Data provided:
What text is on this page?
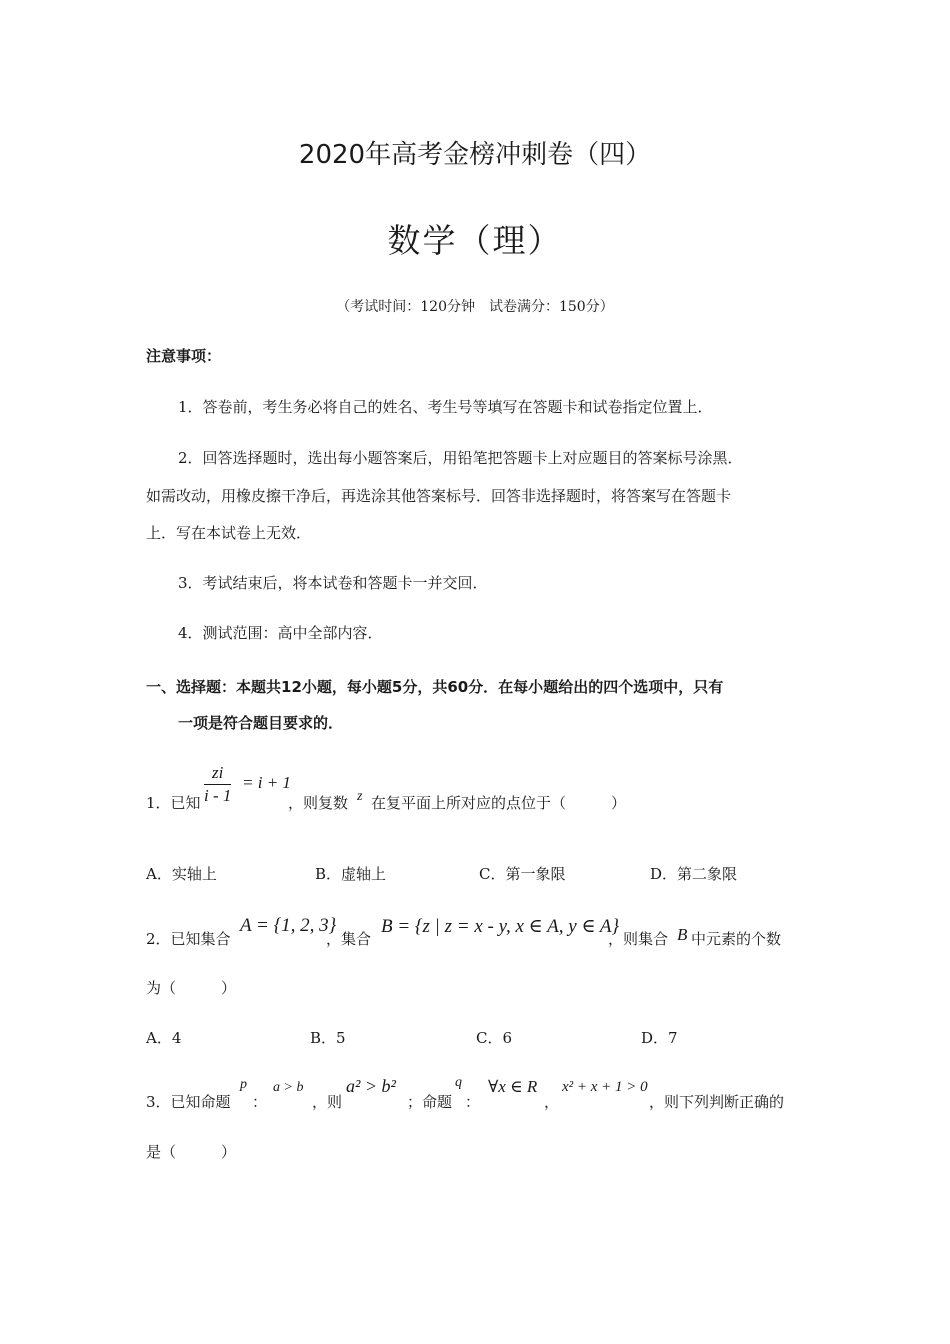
2020年高考金榜冲刺卷（四）
数学（理）
（考试时间：120分钟　试卷满分：150分）
注意事项：
1．答卷前，考生务必将自己的姓名、考生号等填写在答题卡和试卷指定位置上．
2．回答选择题时，选出每小题答案后，用铅笔把答题卡上对应题目的答案标号涂黑．
如需改动，用橡皮擦干净后，再选涂其他答案标号．回答非选择题时，将答案写在答题卡
上．写在本试卷上无效．
3．考试结束后，将本试卷和答题卡一并交回．
4．测试范围：高中全部内容．
一、选择题：本题共12小题，每小题5分，共60分．在每小题给出的四个选项中，只有
一项是符合题目要求的．
1．已知 $\frac{zi}{i - 1} = i + 1$
，则复数 z 在复平面上所对应的点位于（　　　）
A．实轴上	B．虚轴上	C．第一象限	D．第二象限
2．已知集合
A = {1, 2, 3}
，集合
B = {z | z = x - y, x ∈ A, y ∈ A}
，则集合 B 中元素的个数
为（　　　）
A．4	B．5	C．6	D．7
3．已知命题
p
：
a > b
，则
a² > b²
；命题
q
：
∀x ∈ R
，
x² + x + 1 > 0
，则下列判断正确的
是（　　　）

Description of the task: Retype the records exactly. Any image in them should not appear in what you write.

Solved problem:
What text is on this page?
2020年高考金榜冲刺卷（四）
数学（理）
（考试时间：120分钟　试卷满分：150分）
注意事项：
1．答卷前，考生务必将自己的姓名、考生号等填写在答题卡和试卷指定位置上．
2．回答选择题时，选出每小题答案后，用铅笔把答题卡上对应题目的答案标号涂黑．
如需改动，用橡皮擦干净后，再选涂其他答案标号．回答非选择题时，将答案写在答题卡
上．写在本试卷上无效．
3．考试结束后，将本试卷和答题卡一并交回．
4．测试范围：高中全部内容．
一、选择题：本题共12小题，每小题5分，共60分．在每小题给出的四个选项中，只有
一项是符合题目要求的．
1．已知 $\frac{zi}{i - 1} = i + 1$
，则复数 z 在复平面上所对应的点位于（　　　）
A．实轴上	B．虚轴上	C．第一象限	D．第二象限
2．已知集合
A = {1, 2, 3}
，集合
B = {z | z = x - y, x ∈ A, y ∈ A}
，则集合 B 中元素的个数
为（　　　）
A．4	B．5	C．6	D．7
3．已知命题
p
：
a > b
，则
a² > b²
；命题
q
：
∀x ∈ R
，
x² + x + 1 > 0
，则下列判断正确的
是（　　　）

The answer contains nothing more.